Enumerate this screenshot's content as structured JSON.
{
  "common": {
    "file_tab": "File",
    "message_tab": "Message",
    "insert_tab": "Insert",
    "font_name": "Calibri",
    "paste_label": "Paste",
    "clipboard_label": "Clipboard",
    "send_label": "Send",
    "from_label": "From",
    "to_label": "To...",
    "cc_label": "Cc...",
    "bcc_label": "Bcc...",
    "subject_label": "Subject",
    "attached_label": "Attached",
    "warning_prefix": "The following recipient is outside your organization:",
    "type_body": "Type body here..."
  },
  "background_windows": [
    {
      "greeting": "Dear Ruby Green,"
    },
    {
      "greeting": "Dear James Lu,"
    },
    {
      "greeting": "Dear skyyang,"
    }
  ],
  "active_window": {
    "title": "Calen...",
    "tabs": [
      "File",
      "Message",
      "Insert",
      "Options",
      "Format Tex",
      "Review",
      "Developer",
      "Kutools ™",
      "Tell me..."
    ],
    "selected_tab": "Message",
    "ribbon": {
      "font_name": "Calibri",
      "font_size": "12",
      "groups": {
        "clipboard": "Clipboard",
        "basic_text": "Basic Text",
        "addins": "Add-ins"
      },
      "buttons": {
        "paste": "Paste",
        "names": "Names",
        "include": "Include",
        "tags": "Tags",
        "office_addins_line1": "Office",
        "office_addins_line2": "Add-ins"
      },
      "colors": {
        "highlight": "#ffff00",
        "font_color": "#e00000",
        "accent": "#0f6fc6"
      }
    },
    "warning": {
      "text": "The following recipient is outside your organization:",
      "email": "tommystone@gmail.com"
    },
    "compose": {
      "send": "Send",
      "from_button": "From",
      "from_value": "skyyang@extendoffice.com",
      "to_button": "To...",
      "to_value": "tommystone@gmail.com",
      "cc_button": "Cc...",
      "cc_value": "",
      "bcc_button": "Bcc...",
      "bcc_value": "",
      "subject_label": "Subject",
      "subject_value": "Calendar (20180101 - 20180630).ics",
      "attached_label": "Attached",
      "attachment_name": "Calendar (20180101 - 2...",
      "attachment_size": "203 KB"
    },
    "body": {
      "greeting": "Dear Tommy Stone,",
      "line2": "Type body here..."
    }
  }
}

◇ ◇ ◇ ◇

Which lines hold the word "Clipboard"? Show each one.

    "clipboard_label": "Clipboard",
        "clipboard": "Clipboard",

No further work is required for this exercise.